-- START OF Text --
In this post, I need to start laying a foundation for discussing the cloud. We will see how scalable cloud-computing makes performance “free,” and then we will see how dedicated resources increase efficiency and further reduce costs. The next post builds on these concepts to describe where cloud database products will evolve.

To start, let’s describe a workload that executes three ETL scripts and consider the result when the three scripts run as separate workloads. Imagine an ETL batch job. Batch jobs are insulated. They read data from one or more source systems, perform a series of integration steps as programs, and then load the results using a data load utility into a lake, warehouse, or mart. By “insulated,” I mean that the compute resources required for the integration steps do not need to interact with other systems.

If you had a dedicated server to run a single ETL script, as long as it could read the raw data from the source and the reference data required for integration, there would be no need for connectivity to other systems. With all of the data and the ETL scripts in hand, the process could execute stand-alone. If you needed to run two ETL scripts at the same time, you could deploy the software on two distinct sets of servers; and three scripts could execute on three individual servers or server clusters. As long as you replicate the ETL software and the required data each time, there would be no issue with any number of distinct ETL systems.

In a cloud environment, you could easily spin up three distinct clusters, run the scripts, and spin them back down, paying for only what you use. The ability to dynamically acquire resources and release them in the cloud is called “elasticity.” It is a characteristic of cloud-native applications and not a characteristic of any application running in the cloud. That is, if you design your ETL software to be self-contained and deploy it using a cloud operating system that manages resources, you can take advantage of cloud elasticity. Tools like Docker containers and Kubernetes make this possible.

To continue, imagine that the three ETL jobs run against large datasets overnight, and they each take three hours to complete on a dedicated cluster of twenty-four servers. If all three jobs run simultaneously, all three jobs complete in twelve hours. This estimate assumes that 25% of the time, the three tasks are competing for the compute resources of the server. If the jobs are CPU-bound, this would be an optimistic assumption, and the runtime might be longer.

The scripts run overnight to gain access to dedicated resources. During the day, the cluster runs queries, and contention between the batch scripts and the queries for CPU is hard to manage. Finally, let’s imagine that the cost of these twenty-four servers in the cloud is $4 per server per hour with software or $1152 per day to run the three ETL scripts, not counting storage server costs ($4/server per hour times 24 servers times 12 hours equals $1152).

If our ETL programs are scalable, we could spin up twice as many servers and complete the jobs in 6 hours. Note that the cost is still $1152 ($4/server * 48 * 6 = $1152) and we could double it again to complete the job in 3 hours at the same price ($4 * 96 * 3 = $1152). This math continues as far as you would like to go as long as your cloud provider will let you pay in ever-smaller increments.

This example makes the first important point: if you have self-contained and scalable workloads, you can scale up in the cloud to reduce runtimes at no extra cost.
-- END OF Text --
• _Task description_: Write the next part of the text on cloud ETL costs and elasticity, picking up after its final sentence. The data that follows was gathered from a different source than the text on cloud ETL scaling.
-- START OF Collected material --
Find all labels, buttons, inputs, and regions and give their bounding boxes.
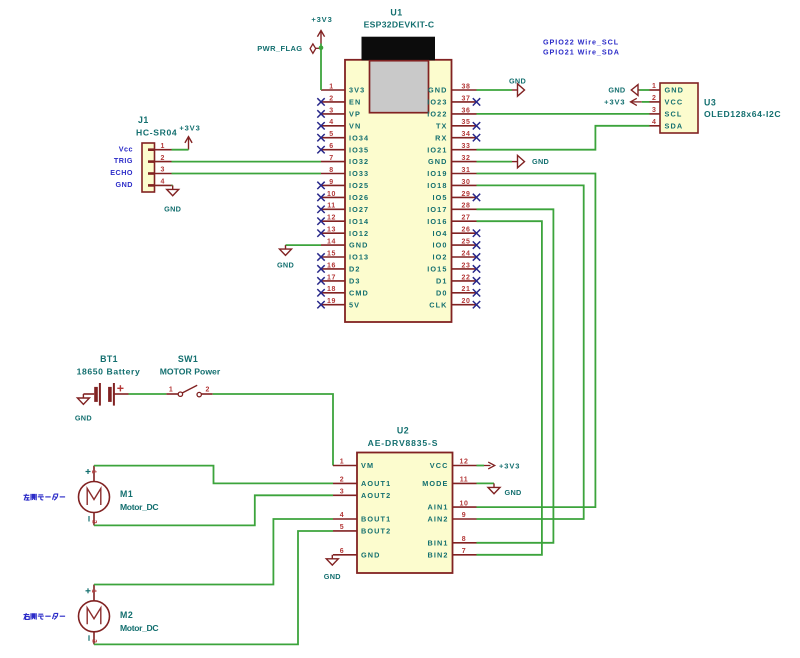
-- END OF Collected material --
• _Task output_:
Now let’s consider what happens if we run each script on a separate cluster. With dedicated servers, each job takes three hours to complete, and the cost per job is $4/server times 24 servers * 3 hours or $288. If we spin up 72 servers and run each script as a separate process, all three complete in three hours for $864. The savings are the result of removing the contention between the three jobs and giving each job dedicated resources.

Even though it may seem obvious, we are so used to sharing computers that we forget that contention is wasteful. Whether we contend for a disk drive to read or write, for memory, for CPU (L3, L2, and L1) cache, for instruction fetch or instruction execution, the cost of managing contention adds inefficiencies. More on that in a couple of posts, I want to talk about how databases can reduce contention, how processor technology helps, and especially how technology like Intel Optane may play a role in the future.

Let me wrap up with a couple of caveats regarding this made-up scenario.

First, if the scripts are IO-bound, not CPU-bound, then they may execute together with less contention. ETL programs that stream data between steps will be CPU-bound as they do not perform IO to spool intermediate results. The contention will still be there, and the cost will reflect this. If the jobs are more completely CPU-bound when the scripts run in-memory, then the contention will be more significant, and the cost difference will be higher.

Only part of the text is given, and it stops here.